Raw records
────────────────────

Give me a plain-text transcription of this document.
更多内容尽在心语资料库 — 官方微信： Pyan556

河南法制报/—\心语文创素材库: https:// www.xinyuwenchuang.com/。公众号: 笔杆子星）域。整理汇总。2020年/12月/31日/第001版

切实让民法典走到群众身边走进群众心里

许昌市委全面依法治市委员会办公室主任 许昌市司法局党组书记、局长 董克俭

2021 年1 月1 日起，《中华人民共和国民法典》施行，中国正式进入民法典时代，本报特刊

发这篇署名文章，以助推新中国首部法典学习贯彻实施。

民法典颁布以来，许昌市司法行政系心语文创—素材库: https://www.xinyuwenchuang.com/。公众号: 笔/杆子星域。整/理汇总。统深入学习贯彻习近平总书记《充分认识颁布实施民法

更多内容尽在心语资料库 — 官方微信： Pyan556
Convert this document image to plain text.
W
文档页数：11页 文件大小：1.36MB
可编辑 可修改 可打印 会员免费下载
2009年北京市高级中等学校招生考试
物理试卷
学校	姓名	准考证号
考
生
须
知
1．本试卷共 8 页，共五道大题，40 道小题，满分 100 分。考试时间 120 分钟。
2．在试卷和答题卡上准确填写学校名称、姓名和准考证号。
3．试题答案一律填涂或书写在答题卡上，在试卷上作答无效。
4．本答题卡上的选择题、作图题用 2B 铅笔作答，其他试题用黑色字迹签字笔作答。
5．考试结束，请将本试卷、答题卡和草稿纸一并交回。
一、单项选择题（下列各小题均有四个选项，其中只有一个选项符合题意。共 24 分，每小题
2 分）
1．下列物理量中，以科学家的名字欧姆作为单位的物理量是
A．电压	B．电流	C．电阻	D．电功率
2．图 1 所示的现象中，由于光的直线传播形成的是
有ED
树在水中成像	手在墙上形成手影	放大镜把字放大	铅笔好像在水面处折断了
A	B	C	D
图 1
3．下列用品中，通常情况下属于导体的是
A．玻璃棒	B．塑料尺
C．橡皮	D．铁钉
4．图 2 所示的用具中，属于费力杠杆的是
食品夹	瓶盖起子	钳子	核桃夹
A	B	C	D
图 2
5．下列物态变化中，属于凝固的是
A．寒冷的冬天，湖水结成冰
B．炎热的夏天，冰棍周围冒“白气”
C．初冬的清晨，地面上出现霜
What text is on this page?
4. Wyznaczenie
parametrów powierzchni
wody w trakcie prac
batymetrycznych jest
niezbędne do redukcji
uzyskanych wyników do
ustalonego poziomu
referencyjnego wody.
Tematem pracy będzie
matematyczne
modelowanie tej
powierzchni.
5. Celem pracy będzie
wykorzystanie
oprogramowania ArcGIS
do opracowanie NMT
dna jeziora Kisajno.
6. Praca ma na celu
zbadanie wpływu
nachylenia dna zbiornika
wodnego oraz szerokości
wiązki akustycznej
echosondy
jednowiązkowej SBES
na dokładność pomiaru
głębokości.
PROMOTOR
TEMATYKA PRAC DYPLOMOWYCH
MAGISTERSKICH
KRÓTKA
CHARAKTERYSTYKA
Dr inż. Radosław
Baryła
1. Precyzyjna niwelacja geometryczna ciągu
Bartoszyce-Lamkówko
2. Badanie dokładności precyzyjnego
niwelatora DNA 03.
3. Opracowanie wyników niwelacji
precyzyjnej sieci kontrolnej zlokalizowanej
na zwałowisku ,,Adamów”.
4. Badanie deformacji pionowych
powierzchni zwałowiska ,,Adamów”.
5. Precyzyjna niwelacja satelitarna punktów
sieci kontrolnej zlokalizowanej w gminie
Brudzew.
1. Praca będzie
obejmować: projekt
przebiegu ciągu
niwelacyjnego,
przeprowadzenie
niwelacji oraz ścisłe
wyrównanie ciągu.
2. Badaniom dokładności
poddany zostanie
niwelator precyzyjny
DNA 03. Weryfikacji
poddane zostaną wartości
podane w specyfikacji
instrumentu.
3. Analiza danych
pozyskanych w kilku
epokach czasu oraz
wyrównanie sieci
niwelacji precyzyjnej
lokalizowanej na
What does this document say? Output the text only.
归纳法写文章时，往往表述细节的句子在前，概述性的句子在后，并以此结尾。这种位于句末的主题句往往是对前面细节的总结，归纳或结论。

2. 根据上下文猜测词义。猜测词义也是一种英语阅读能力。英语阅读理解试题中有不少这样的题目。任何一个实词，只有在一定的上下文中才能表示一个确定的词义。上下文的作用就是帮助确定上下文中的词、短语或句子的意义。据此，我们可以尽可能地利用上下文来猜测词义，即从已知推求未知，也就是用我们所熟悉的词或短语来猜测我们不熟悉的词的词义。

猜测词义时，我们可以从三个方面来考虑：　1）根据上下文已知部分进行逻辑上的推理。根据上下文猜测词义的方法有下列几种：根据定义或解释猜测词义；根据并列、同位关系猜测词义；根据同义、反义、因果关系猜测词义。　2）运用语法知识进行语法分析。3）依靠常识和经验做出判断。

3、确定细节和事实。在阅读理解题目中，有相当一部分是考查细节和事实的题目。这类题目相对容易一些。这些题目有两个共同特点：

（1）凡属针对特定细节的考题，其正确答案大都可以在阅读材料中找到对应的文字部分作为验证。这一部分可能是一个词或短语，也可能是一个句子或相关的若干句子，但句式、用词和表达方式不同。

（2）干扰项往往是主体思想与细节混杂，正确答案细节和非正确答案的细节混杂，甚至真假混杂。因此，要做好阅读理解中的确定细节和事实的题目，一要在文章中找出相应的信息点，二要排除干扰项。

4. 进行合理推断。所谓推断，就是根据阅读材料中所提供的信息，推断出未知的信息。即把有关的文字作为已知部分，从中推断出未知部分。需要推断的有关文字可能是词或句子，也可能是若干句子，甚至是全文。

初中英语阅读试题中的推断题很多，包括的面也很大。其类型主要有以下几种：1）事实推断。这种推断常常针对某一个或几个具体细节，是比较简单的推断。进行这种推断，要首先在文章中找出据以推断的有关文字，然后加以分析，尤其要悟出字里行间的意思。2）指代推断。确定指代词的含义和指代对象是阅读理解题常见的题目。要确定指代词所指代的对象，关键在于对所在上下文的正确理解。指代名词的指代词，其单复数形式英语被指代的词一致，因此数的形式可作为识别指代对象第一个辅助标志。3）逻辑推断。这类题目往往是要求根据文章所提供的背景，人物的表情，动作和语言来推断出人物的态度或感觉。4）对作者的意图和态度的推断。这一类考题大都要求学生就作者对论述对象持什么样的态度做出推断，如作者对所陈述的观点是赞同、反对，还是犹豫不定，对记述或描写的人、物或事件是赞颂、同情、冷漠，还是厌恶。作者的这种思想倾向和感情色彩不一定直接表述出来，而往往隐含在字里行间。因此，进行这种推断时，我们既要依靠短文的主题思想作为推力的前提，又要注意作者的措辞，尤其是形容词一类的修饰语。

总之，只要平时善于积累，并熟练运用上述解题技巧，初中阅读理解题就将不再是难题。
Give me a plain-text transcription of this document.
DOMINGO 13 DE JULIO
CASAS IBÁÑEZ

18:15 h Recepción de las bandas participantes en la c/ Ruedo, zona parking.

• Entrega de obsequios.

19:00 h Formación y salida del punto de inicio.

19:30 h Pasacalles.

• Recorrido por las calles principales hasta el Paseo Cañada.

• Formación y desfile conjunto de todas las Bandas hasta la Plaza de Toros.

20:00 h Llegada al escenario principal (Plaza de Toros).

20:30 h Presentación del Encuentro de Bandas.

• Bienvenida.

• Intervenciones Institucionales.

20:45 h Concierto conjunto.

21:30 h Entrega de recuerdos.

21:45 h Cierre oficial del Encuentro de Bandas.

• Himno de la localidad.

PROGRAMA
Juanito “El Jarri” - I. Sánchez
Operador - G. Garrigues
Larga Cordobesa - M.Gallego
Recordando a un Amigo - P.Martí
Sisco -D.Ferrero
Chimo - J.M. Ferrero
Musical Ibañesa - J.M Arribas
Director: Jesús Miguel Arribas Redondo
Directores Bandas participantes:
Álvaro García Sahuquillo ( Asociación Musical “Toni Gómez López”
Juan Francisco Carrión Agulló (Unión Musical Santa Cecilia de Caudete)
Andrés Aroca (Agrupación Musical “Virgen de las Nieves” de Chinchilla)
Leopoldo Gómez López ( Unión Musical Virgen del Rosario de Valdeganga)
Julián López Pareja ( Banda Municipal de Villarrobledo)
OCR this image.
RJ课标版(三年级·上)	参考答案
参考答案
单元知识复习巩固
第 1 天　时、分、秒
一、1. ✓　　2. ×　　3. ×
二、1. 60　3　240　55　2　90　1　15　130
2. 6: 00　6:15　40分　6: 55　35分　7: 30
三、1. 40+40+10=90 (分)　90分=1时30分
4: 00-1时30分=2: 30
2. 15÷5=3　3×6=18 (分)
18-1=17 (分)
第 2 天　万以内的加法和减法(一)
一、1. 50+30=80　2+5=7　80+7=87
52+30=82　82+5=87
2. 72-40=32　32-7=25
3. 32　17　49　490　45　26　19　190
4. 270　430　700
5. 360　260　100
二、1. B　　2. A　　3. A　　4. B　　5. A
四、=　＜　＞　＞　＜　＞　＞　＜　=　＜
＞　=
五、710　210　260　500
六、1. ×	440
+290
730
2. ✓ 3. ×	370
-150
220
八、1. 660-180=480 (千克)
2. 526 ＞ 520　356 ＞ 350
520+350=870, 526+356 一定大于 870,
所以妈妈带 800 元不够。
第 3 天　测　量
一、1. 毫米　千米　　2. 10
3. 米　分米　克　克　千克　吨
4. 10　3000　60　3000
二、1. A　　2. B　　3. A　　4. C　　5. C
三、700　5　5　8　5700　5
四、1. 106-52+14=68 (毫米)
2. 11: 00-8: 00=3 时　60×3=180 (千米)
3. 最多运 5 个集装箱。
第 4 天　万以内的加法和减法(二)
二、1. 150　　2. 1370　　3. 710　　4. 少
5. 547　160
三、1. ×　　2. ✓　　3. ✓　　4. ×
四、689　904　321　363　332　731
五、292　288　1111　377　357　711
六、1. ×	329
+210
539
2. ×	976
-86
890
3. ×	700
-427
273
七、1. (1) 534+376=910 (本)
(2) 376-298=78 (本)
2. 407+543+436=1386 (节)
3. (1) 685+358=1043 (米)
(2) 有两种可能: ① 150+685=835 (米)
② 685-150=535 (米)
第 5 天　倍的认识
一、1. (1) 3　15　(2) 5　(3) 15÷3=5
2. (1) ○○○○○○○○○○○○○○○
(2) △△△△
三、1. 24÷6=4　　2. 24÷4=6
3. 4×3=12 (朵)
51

────────────────────

Exercise directions:
Begin with the line that contains "OCR this image." and quote each line after it exactly, stopping after the last line of the data.

Task solution:
OCR this image.
RJ课标版(三年级·上)	参考答案
参考答案
单元知识复习巩固
第 1 天　时、分、秒
一、1. ✓　　2. ×　　3. ×
二、1. 60　3　240　55　2　90　1　15　130
2. 6: 00　6:15　40分　6: 55　35分　7: 30
三、1. 40+40+10=90 (分)　90分=1时30分
4: 00-1时30分=2: 30
2. 15÷5=3　3×6=18 (分)
18-1=17 (分)
第 2 天　万以内的加法和减法(一)
一、1. 50+30=80　2+5=7　80+7=87
52+30=82　82+5=87
2. 72-40=32　32-7=25
3. 32　17　49　490　45　26　19　190
4. 270　430　700
5. 360　260　100
二、1. B　　2. A　　3. A　　4. B　　5. A
四、=　＜　＞　＞　＜　＞　＞　＜　=　＜
＞　=
五、710　210　260　500
六、1. ×	440
+290
730
2. ✓ 3. ×	370
-150
220
八、1. 660-180=480 (千克)
2. 526 ＞ 520　356 ＞ 350
520+350=870, 526+356 一定大于 870,
所以妈妈带 800 元不够。
第 3 天　测　量
一、1. 毫米　千米　　2. 10
3. 米　分米　克　克　千克　吨
4. 10　3000　60　3000
二、1. A　　2. B　　3. A　　4. C　　5. C
三、700　5　5　8　5700　5
四、1. 106-52+14=68 (毫米)
2. 11: 00-8: 00=3 时　60×3=180 (千米)
3. 最多运 5 个集装箱。
第 4 天　万以内的加法和减法(二)
二、1. 150　　2. 1370　　3. 710　　4. 少
5. 547　160
三、1. ×　　2. ✓　　3. ✓　　4. ×
四、689　904　321　363　332　731
五、292　288　1111　377　357　711
六、1. ×	329
+210
539
2. ×	976
-86
890
3. ×	700
-427
273
七、1. (1) 534+376=910 (本)
(2) 376-298=78 (本)
2. 407+543+436=1386 (节)
3. (1) 685+358=1043 (米)
(2) 有两种可能: ① 150+685=835 (米)
② 685-150=535 (米)
第 5 天　倍的认识
一、1. (1) 3　15　(2) 5　(3) 15÷3=5
2. (1) ○○○○○○○○○○○○○○○
(2) △△△△
三、1. 24÷6=4　　2. 24÷4=6
3. 4×3=12 (朵)
51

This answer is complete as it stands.